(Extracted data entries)
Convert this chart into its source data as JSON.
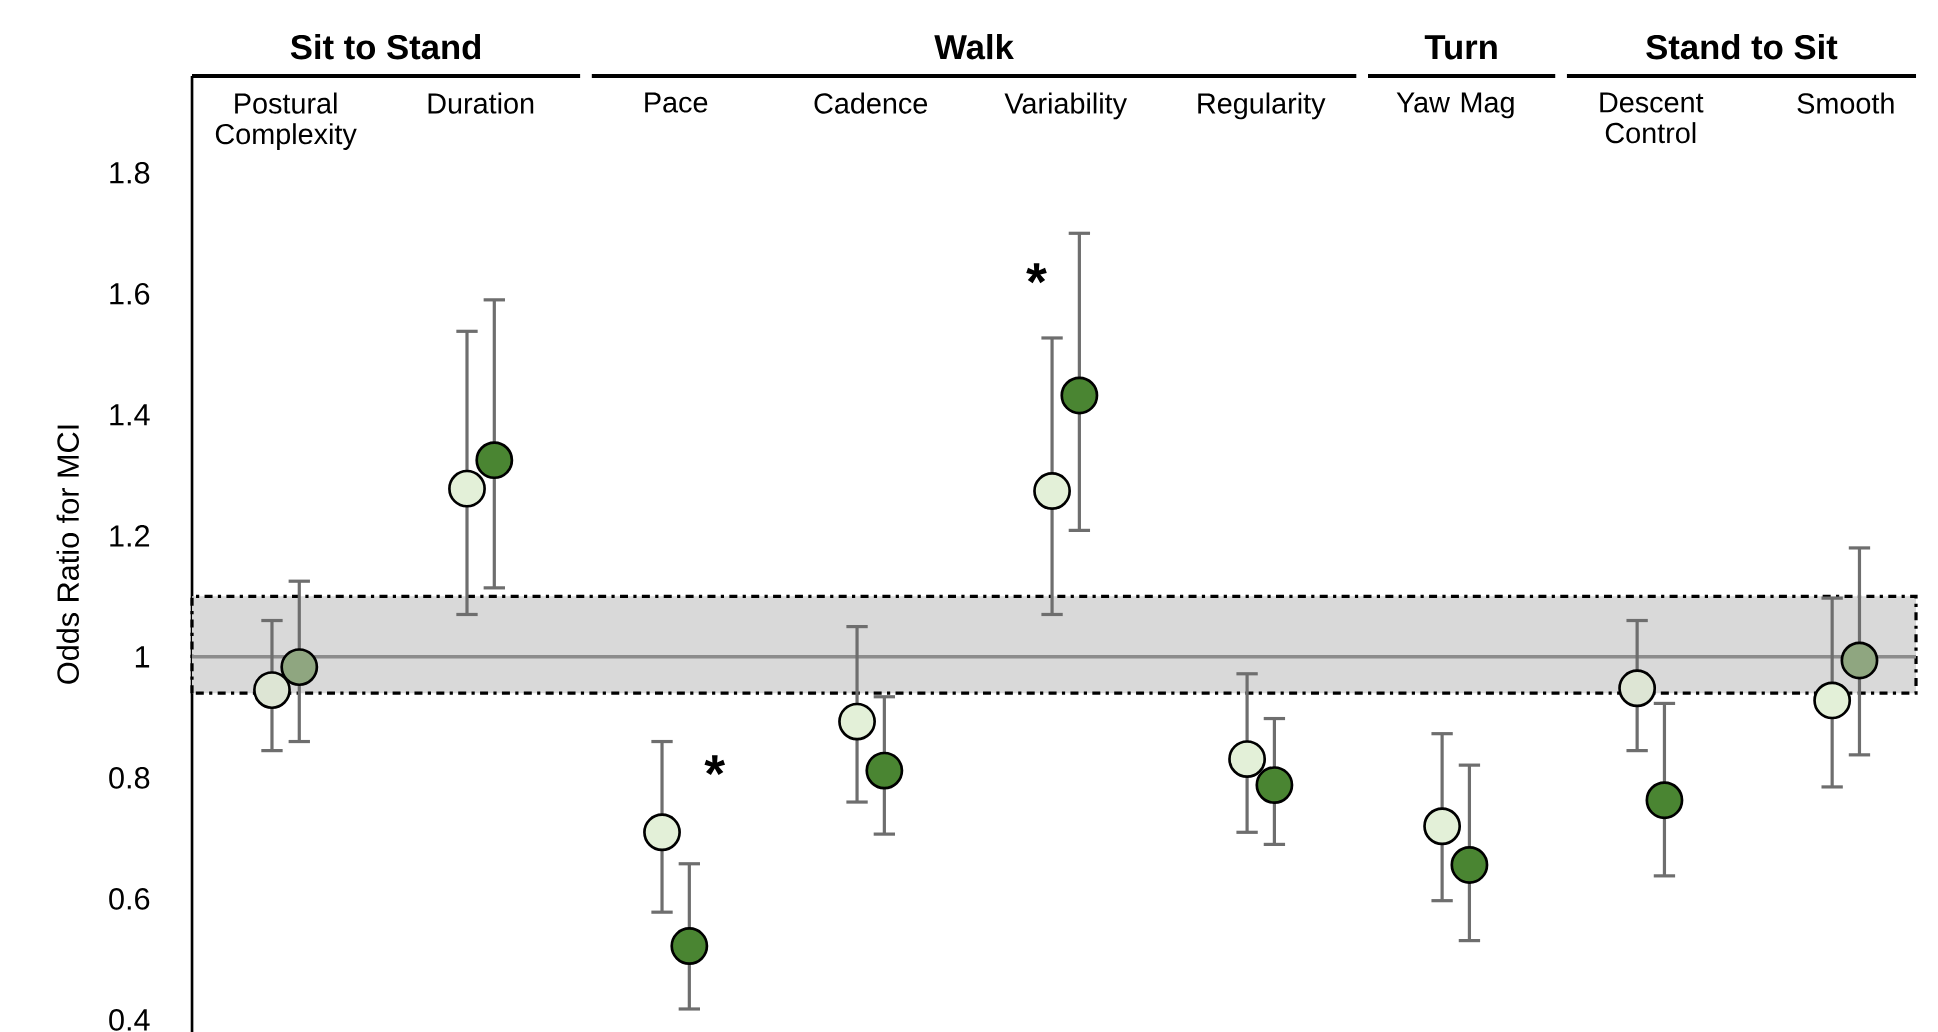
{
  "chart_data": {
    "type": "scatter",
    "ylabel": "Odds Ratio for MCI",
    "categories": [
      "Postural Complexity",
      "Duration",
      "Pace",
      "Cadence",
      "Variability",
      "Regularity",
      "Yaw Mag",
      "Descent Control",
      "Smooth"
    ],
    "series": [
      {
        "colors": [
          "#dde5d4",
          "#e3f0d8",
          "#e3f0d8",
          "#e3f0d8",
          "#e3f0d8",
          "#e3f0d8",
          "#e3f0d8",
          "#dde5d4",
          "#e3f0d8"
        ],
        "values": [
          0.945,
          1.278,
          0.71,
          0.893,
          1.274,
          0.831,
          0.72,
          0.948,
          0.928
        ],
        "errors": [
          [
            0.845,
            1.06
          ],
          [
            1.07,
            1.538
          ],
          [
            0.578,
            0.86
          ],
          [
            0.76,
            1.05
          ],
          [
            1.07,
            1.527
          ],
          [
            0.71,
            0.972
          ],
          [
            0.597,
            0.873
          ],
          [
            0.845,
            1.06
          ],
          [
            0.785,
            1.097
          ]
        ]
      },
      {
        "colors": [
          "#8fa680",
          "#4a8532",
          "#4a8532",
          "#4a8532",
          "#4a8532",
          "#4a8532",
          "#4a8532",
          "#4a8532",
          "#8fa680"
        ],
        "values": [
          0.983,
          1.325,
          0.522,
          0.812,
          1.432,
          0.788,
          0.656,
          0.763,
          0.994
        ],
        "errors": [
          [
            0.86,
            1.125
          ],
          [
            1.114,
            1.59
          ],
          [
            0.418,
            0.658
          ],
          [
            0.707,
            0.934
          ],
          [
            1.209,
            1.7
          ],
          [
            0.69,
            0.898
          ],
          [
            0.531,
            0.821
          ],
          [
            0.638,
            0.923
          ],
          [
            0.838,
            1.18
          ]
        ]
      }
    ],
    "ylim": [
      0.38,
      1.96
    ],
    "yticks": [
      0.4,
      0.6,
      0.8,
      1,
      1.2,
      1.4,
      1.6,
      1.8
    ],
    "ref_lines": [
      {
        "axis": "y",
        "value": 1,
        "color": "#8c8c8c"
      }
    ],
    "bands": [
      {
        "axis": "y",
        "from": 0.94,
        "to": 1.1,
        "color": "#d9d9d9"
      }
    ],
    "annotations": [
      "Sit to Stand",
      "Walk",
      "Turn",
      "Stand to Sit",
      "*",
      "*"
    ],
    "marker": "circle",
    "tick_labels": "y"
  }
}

...

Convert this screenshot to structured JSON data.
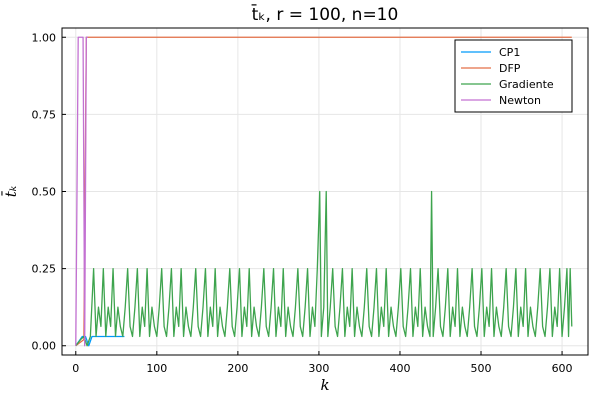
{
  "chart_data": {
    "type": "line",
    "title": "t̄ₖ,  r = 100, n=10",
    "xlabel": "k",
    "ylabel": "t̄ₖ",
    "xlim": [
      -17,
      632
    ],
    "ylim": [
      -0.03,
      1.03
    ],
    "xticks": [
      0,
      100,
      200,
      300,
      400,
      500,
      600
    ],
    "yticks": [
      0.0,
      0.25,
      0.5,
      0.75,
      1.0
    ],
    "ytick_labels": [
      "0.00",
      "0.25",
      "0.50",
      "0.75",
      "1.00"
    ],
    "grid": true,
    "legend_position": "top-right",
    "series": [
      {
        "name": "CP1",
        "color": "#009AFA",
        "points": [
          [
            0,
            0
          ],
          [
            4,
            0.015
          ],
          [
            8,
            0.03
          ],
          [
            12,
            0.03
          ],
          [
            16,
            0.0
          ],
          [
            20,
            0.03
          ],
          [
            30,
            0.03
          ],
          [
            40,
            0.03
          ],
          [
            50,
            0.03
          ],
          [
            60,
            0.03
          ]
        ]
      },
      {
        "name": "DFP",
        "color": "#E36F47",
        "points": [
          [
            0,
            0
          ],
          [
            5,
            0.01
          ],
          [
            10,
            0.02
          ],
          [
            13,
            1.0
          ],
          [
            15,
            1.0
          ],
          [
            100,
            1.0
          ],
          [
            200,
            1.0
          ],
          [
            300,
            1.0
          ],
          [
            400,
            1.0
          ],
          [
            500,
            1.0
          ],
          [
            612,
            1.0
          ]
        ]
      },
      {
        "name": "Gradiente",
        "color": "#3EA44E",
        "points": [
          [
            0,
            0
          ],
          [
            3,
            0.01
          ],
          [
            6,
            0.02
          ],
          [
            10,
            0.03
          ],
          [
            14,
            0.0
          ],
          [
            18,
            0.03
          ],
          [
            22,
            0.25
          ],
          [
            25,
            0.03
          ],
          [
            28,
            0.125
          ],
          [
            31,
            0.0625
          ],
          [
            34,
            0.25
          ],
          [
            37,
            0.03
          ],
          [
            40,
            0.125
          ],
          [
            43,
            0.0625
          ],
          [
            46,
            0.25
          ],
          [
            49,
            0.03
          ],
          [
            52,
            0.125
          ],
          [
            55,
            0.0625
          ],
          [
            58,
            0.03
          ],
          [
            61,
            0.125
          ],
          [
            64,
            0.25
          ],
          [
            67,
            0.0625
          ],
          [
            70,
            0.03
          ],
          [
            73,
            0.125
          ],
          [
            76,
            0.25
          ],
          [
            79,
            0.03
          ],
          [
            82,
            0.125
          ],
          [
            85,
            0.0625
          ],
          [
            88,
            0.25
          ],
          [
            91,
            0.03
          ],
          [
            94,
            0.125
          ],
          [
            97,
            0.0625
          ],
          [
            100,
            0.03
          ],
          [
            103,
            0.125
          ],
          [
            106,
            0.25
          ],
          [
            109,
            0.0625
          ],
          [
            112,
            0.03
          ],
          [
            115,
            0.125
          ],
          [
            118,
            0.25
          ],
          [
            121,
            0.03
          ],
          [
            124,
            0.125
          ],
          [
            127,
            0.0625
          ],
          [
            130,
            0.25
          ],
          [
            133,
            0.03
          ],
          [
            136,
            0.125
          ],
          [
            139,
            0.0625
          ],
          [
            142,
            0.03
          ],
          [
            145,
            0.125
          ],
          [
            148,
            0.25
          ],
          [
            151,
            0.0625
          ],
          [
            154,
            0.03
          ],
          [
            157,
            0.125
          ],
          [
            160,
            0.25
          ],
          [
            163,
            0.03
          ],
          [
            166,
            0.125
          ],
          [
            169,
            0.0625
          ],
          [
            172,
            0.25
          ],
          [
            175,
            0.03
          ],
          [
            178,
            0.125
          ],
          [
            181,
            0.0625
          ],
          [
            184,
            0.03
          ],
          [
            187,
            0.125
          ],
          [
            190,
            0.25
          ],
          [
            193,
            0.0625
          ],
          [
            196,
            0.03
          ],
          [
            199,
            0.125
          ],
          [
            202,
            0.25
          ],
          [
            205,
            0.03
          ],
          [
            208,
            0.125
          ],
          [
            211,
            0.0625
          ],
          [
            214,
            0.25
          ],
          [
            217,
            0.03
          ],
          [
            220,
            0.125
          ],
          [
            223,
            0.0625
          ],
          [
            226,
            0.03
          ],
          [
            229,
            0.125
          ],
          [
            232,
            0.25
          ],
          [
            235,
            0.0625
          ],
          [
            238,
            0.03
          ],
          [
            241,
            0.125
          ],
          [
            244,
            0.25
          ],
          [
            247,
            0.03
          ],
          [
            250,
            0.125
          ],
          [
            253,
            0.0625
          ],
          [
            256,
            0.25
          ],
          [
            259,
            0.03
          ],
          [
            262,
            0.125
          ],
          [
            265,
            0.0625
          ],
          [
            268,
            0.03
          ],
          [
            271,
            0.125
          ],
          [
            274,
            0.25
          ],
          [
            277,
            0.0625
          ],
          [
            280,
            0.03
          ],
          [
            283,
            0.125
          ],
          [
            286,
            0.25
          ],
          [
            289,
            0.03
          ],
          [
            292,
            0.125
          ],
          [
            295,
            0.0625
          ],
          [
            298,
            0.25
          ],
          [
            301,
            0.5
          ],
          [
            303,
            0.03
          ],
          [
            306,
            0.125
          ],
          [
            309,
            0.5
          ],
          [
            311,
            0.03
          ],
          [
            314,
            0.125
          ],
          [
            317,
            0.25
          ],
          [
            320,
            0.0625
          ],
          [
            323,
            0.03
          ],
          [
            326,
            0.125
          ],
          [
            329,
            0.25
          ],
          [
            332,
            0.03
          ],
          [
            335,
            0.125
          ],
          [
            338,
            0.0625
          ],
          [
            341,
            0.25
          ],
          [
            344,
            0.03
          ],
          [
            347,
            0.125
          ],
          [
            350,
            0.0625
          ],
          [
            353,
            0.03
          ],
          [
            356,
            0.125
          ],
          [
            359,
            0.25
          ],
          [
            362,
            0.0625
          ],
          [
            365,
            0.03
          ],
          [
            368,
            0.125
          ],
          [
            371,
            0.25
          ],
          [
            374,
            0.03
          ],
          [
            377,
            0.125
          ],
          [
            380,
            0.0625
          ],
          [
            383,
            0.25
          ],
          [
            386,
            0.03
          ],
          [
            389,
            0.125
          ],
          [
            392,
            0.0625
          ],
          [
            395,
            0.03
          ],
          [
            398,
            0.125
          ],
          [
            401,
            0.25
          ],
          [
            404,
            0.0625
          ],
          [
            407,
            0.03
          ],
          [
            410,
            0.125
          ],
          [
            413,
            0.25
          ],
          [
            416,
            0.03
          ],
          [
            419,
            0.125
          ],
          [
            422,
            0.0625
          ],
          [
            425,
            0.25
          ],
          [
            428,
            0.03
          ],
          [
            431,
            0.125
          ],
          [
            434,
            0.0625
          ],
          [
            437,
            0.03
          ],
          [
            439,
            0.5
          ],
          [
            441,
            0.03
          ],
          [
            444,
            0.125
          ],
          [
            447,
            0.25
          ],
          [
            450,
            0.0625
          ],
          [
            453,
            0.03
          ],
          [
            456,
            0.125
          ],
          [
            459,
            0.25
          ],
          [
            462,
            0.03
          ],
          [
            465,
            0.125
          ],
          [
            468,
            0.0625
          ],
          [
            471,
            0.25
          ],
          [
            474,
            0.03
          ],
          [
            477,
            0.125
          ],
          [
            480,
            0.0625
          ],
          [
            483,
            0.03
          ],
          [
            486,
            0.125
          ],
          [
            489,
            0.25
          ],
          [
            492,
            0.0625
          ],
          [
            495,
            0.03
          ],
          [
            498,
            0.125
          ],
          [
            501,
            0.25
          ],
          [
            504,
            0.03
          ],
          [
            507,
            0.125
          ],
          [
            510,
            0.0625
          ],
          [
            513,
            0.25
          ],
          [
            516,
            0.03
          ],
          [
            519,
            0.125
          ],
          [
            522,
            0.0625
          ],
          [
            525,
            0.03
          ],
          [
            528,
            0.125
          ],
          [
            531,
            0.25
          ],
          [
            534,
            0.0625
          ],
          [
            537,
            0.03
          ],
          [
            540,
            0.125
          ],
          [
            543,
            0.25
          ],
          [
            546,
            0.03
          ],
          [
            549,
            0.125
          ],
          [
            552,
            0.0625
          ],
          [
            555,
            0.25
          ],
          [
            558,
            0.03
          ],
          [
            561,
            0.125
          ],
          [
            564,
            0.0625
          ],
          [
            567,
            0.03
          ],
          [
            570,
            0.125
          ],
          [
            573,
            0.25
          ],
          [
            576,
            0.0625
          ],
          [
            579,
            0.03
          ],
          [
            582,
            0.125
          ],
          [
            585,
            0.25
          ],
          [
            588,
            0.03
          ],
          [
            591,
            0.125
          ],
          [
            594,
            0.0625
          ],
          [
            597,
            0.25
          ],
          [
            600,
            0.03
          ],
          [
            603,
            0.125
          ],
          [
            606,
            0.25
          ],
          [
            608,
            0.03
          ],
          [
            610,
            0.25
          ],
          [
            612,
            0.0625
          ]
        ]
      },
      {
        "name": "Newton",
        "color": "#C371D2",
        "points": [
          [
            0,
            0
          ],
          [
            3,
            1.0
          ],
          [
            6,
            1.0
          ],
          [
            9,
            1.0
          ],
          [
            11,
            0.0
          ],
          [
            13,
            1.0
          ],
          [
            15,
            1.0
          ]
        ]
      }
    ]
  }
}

* * *

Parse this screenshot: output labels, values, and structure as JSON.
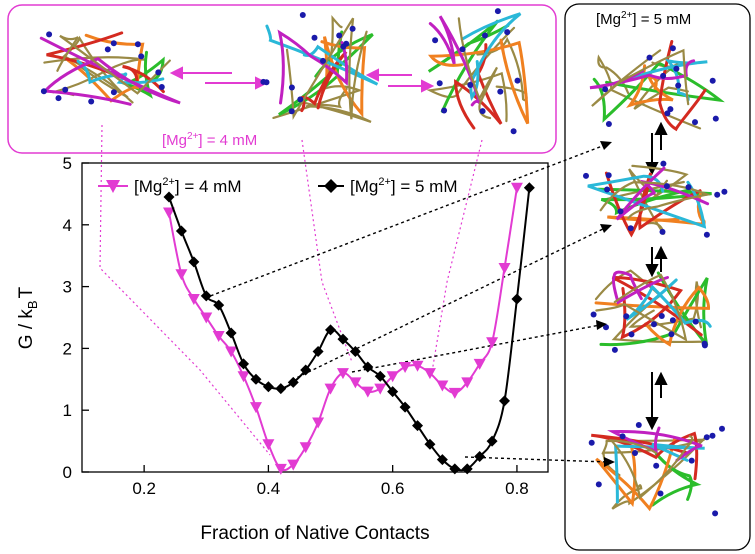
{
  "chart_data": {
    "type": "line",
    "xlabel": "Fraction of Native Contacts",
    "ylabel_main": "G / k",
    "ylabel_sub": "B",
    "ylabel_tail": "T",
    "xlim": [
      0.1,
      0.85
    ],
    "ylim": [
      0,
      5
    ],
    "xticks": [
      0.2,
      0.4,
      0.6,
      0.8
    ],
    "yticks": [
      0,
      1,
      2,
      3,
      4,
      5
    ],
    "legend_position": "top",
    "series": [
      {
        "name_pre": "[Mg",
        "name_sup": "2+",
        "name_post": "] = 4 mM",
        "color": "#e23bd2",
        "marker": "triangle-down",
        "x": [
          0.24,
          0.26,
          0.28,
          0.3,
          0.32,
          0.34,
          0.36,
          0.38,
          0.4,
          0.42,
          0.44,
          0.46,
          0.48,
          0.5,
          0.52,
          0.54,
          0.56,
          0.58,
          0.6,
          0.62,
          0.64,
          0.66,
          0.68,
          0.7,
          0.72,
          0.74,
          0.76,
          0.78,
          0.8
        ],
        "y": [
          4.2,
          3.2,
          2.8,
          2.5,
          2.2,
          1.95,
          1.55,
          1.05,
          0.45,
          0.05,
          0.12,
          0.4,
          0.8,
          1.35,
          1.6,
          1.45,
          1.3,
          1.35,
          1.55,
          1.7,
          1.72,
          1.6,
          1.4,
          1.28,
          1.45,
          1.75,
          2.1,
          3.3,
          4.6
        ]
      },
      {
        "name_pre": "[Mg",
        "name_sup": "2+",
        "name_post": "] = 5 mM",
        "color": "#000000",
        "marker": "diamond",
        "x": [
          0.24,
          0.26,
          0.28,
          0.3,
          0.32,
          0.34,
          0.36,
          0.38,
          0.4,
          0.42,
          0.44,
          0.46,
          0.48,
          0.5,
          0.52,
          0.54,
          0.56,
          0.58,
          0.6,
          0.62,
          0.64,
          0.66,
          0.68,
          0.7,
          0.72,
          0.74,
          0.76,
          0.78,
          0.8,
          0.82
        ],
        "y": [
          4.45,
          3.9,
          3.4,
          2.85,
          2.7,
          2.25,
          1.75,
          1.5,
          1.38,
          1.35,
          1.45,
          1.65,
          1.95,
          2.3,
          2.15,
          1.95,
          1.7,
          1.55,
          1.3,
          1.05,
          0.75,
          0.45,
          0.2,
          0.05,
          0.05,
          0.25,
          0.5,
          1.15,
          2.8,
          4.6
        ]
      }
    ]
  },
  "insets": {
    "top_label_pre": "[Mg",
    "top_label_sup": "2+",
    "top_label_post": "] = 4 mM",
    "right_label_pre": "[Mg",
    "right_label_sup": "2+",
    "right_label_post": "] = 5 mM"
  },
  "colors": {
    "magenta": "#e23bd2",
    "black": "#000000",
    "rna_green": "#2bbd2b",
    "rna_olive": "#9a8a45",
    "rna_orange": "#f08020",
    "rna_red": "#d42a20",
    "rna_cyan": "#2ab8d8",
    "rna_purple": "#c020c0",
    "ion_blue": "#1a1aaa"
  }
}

▸ **THE REQUEST**
Each line above that includes "JSON" should be shown.

▸ **THE SOLUTION**
Convert this chart into its source data as JSON.
Convert this screenshot to structured JSON data.
Parse this screenshot: output labels, values, and structure as JSON.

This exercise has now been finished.